* Recorded data *

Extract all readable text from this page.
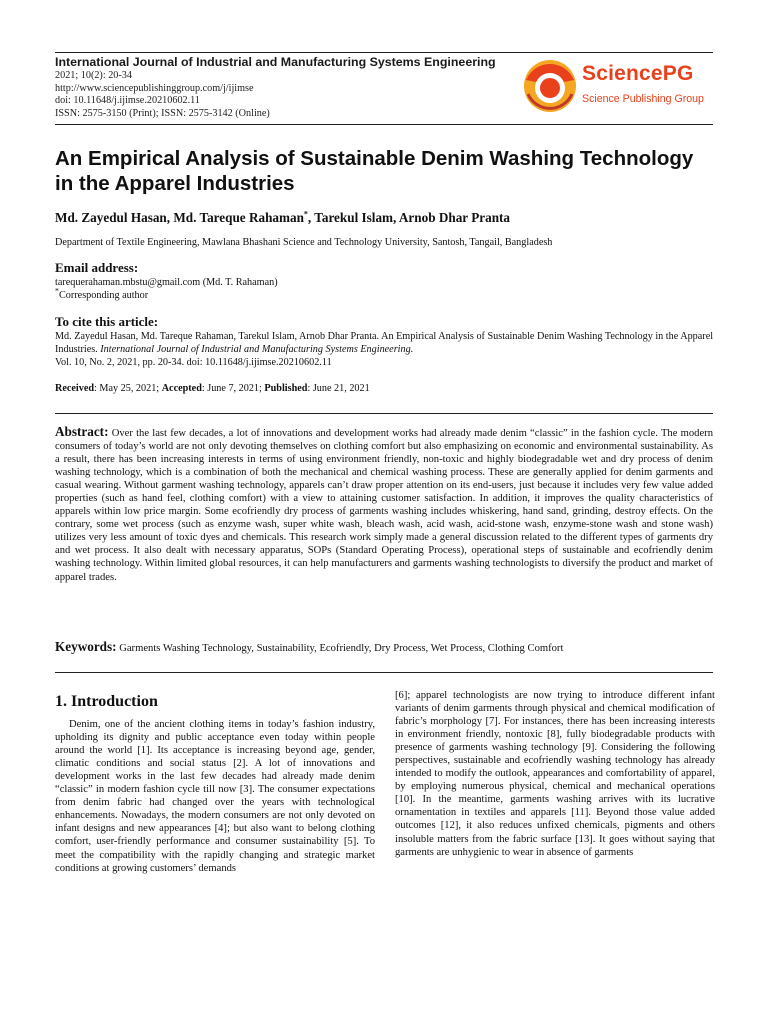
International Journal of Industrial and Manufacturing Systems Engineering
2021; 10(2): 20-34
http://www.sciencepublishinggroup.com/j/ijimse
doi: 10.11648/j.ijimse.20210602.11
ISSN: 2575-3150 (Print); ISSN: 2575-3142 (Online)
SciencePG
Science Publishing Group
An Empirical Analysis of Sustainable Denim Washing Technology in the Apparel Industries
Md. Zayedul Hasan, Md. Tareque Rahaman*, Tarekul Islam, Arnob Dhar Pranta
Department of Textile Engineering, Mawlana Bhashani Science and Technology University, Santosh, Tangail, Bangladesh
Email address:
tarequerahaman.mbstu@gmail.com (Md. T. Rahaman)
*Corresponding author
To cite this article:
Md. Zayedul Hasan, Md. Tareque Rahaman, Tarekul Islam, Arnob Dhar Pranta. An Empirical Analysis of Sustainable Denim Washing Technology in the Apparel Industries. International Journal of Industrial and Manufacturing Systems Engineering.
Vol. 10, No. 2, 2021, pp. 20-34. doi: 10.11648/j.ijimse.20210602.11
Received: May 25, 2021; Accepted: June 7, 2021; Published: June 21, 2021

Abstract: Over the last few decades, a lot of innovations and development works had already made denim “classic” in the fashion cycle. The modern consumers of today’s world are not only devoting themselves on clothing comfort but also emphasizing on economic and environmental sustainability. As a result, there has been increasing interests in terms of using environment friendly, non-toxic and highly biodegradable wet and dry process of denim washing technology, which is a combination of both the mechanical and chemical washing process. These are generally applied for denim garments and casual wearing. Without garment washing technology, apparels can’t draw proper attention on its end-users, just because it includes very few value added properties (such as hand feel, clothing comfort) with a view to attaining customer satisfaction. In addition, it improves the quality characteristics of apparels within low price margin. Some ecofriendly dry process of garments washing includes whiskering, hand sand, grinding, destroy effects. On the contrary, some wet process (such as enzyme wash, super white wash, bleach wash, acid wash, acid-stone wash, enzyme-stone wash and stone wash) utilizes very less amount of toxic dyes and chemicals. This research work simply made a general discussion related to the different types of garments dry and wet process. It also dealt with necessary apparatus, SOPs (Standard Operating Process), operational steps of sustainable and ecofriendly denim washing technology. Within limited global resources, it can help manufacturers and garments washing technologists to diversify the product and market of apparel trades.

Keywords: Garments Washing Technology, Sustainability, Ecofriendly, Dry Process, Wet Process, Clothing Comfort
1. Introduction

Denim, one of the ancient clothing items in today’s fashion industry, upholding its dignity and public acceptance even today within people around the world [1]. Its acceptance is increasing beyond age, gender, climatic conditions and social status [2]. A lot of innovations and development works in the last few decades had already made denim “classic” in modern fashion cycle till now [3]. The consumer expectations from denim fabric had changed over the years with technological enhancements. Nowadays, the modern consumers are not only devoted on infant designs and new appearances [4]; but also want to belong clothing comfort, user-friendly performance and consumer sustainability [5]. To meet the compatibility with the rapidly changing and strategic market conditions at growing customers’ demands

[6]; apparel technologists are now trying to introduce different infant variants of denim garments through physical and chemical modification of fabric’s morphology [7]. For instances, there has been increasing interests in environment friendly, nontoxic [8], fully biodegradable products with presence of garments washing technology [9]. Considering the following perspectives, sustainable and ecofriendly washing technology has already intended to modify the outlook, appearances and comfortability of apparel, by employing numerous physical, chemical and mechanical operations [10]. In the meantime, garments washing arrives with its lucrative ornamentation in textiles and apparels [11]. Beyond those value added outcomes [12], it also reduces unfixed chemicals, pigments and others insoluble matters from the fabric surface [13]. It goes without saying that garments are unhygienic to wear in absence of garments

* Required action *
For each line of the data that has the word "Journal", report that line.

* Response *
International Journal of Industrial and Manufacturing Systems Engineering
Md. Zayedul Hasan, Md. Tareque Rahaman, Tarekul Islam, Arnob Dhar Pranta. An Empirical Analysis of Sustainable Denim Washing Technology in the Apparel Industries. International Journal of Industrial and Manufacturing Systems Engineering.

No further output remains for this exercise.